== The exercise ==
Determine which lines of the records include the word "北京持乐音乐录音室", and copy them.

***

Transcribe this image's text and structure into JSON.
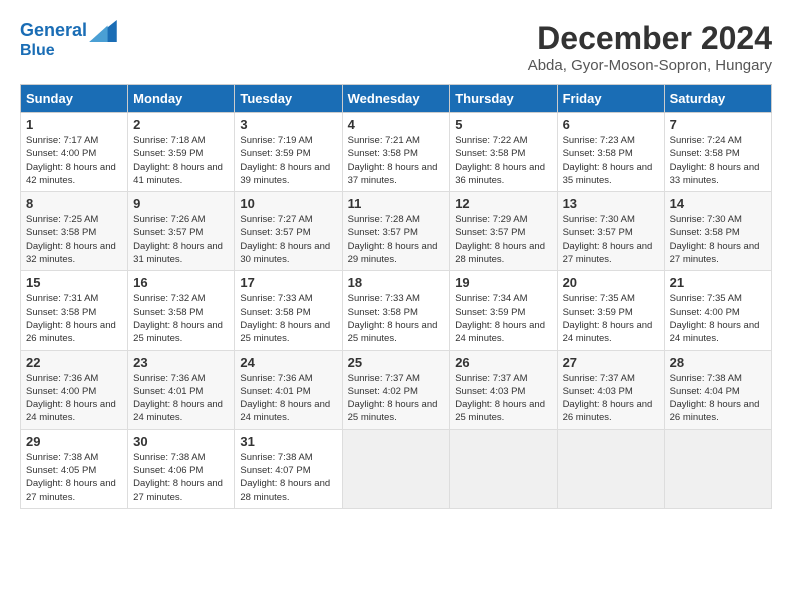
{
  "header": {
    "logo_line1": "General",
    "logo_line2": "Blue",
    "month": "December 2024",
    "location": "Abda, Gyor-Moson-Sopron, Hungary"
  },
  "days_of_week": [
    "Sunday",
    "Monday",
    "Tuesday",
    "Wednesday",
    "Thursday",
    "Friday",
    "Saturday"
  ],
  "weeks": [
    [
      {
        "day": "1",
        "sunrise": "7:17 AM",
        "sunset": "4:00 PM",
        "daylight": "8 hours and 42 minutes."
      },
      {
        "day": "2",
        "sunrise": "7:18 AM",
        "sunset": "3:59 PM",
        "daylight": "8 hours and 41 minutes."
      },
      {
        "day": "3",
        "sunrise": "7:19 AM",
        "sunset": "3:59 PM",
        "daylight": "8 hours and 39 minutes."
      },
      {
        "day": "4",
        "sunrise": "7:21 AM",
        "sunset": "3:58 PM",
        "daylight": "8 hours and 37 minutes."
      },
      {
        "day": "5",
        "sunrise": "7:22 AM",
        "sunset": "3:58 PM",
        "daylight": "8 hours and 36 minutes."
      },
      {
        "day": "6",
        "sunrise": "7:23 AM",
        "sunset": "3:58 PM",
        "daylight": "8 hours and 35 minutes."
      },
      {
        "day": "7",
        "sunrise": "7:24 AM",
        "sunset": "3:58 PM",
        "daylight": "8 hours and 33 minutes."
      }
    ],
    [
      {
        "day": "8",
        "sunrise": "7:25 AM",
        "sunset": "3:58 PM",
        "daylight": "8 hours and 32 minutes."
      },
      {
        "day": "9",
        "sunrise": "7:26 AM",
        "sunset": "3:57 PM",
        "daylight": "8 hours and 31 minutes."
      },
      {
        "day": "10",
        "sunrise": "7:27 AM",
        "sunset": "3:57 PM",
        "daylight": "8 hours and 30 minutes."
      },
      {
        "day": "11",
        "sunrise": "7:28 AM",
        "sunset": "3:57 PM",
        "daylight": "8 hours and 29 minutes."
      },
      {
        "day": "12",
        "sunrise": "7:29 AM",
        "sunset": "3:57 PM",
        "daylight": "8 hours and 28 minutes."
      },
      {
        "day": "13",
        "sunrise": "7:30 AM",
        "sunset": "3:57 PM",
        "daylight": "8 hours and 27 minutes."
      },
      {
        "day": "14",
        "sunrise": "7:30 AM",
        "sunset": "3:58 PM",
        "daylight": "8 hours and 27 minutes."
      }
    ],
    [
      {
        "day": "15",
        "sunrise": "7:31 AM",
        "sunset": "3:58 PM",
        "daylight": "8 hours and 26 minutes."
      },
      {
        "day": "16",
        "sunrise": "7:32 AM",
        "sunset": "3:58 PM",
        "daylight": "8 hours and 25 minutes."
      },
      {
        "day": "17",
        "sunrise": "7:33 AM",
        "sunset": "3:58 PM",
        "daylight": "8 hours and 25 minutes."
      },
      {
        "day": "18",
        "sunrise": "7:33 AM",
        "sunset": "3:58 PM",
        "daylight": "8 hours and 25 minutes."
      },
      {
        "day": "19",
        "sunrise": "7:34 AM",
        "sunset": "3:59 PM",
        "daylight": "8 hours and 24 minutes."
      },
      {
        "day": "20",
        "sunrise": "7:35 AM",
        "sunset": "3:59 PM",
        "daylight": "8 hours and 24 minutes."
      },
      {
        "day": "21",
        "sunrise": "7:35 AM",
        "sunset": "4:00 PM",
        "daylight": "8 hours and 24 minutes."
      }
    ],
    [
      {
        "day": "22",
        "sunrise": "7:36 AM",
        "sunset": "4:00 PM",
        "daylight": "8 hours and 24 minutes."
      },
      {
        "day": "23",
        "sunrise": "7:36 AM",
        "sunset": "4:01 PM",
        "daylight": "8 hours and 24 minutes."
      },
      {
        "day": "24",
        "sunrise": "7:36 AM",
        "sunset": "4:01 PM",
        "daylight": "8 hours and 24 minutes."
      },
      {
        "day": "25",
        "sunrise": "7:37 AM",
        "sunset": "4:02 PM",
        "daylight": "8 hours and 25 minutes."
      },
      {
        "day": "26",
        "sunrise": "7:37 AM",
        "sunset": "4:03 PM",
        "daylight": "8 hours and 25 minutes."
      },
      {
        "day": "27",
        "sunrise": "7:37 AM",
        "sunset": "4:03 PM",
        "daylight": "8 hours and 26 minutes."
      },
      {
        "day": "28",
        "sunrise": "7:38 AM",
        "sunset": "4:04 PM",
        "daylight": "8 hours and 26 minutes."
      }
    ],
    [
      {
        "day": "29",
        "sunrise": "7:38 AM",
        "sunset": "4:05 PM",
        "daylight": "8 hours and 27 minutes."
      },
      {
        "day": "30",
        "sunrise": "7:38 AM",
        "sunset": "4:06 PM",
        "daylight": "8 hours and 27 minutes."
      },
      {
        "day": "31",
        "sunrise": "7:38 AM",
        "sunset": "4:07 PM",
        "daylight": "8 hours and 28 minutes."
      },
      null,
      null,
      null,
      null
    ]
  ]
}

***

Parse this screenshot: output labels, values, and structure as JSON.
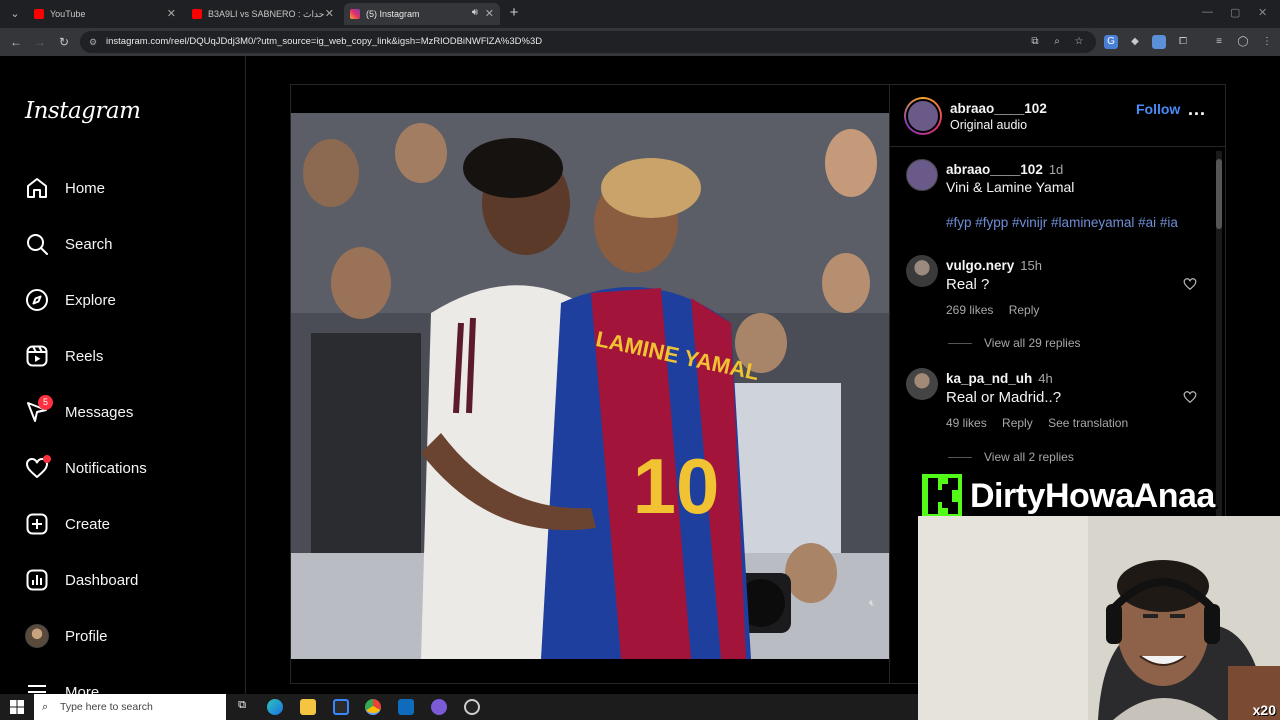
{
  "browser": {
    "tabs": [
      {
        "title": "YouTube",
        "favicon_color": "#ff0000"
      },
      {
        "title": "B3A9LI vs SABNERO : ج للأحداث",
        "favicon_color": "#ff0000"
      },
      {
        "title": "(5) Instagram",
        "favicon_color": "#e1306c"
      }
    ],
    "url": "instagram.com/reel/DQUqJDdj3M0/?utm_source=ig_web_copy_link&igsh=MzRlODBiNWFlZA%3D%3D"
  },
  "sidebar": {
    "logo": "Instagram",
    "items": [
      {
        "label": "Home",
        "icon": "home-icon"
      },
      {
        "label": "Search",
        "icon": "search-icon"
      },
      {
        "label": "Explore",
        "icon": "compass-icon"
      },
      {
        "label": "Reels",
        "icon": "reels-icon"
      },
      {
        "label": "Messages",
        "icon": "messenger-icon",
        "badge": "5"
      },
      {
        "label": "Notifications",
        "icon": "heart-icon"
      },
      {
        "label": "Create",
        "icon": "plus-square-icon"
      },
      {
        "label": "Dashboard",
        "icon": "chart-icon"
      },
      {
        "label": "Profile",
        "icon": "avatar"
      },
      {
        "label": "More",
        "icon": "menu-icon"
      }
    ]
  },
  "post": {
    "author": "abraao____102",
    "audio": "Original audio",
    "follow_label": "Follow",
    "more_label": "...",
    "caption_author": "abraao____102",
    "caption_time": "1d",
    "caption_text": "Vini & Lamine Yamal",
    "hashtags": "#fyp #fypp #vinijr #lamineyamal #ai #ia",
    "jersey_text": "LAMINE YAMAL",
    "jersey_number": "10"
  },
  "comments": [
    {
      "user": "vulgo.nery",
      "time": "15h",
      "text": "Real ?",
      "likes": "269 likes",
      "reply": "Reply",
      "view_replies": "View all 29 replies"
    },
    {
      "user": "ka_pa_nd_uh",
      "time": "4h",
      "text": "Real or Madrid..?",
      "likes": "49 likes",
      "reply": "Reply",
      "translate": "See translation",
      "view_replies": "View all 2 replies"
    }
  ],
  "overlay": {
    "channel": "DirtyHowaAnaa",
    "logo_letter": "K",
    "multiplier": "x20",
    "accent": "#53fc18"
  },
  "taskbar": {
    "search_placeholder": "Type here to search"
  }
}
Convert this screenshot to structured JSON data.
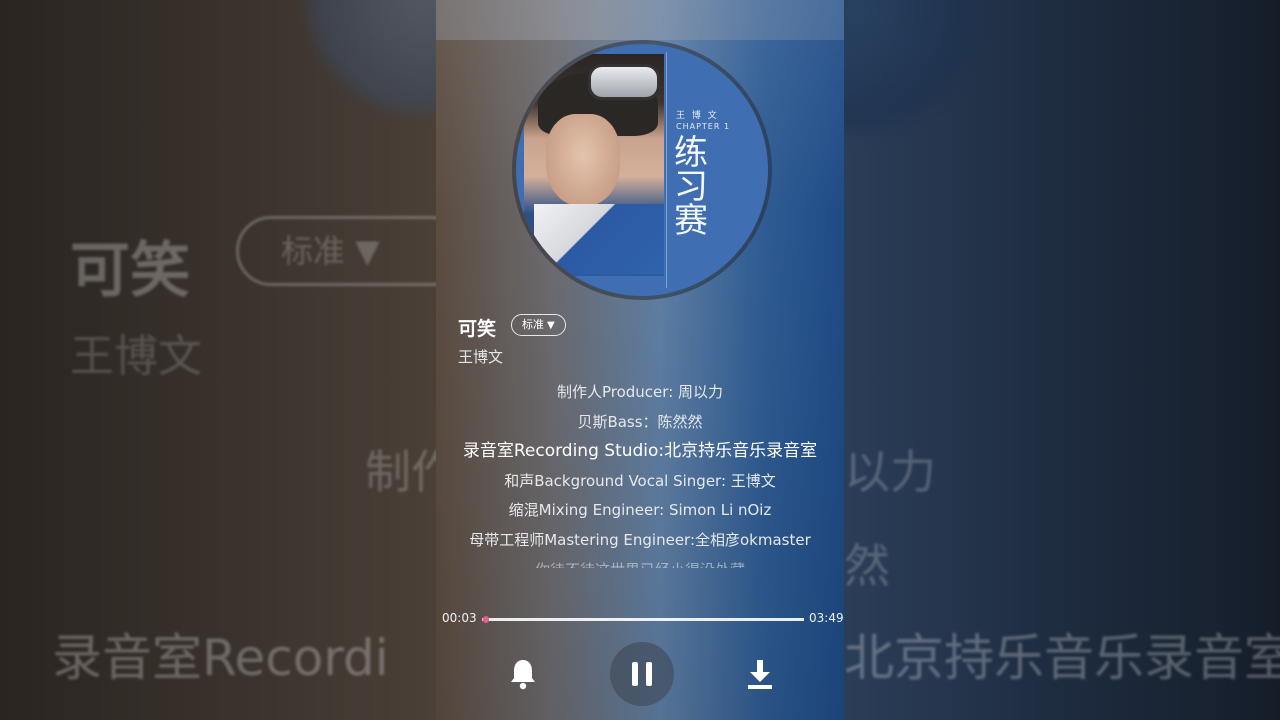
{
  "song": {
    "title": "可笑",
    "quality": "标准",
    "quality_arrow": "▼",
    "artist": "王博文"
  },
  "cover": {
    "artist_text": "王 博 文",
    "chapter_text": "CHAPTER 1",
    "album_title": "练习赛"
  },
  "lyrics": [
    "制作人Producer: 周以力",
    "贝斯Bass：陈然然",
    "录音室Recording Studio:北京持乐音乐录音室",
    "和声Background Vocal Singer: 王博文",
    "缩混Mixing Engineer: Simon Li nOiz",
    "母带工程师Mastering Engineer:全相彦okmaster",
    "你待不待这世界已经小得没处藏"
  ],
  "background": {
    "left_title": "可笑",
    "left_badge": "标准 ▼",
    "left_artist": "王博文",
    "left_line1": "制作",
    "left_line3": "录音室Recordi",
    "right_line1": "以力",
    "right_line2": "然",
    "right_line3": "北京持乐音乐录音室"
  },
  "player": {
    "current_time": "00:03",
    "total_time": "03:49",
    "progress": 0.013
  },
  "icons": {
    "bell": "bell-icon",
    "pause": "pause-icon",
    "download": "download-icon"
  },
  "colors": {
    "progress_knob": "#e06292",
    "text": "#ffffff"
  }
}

***

== Complete output ==
    "录音室Recording Studio:北京持乐音乐录音室",
    "right_line3": "北京持乐音乐录音室"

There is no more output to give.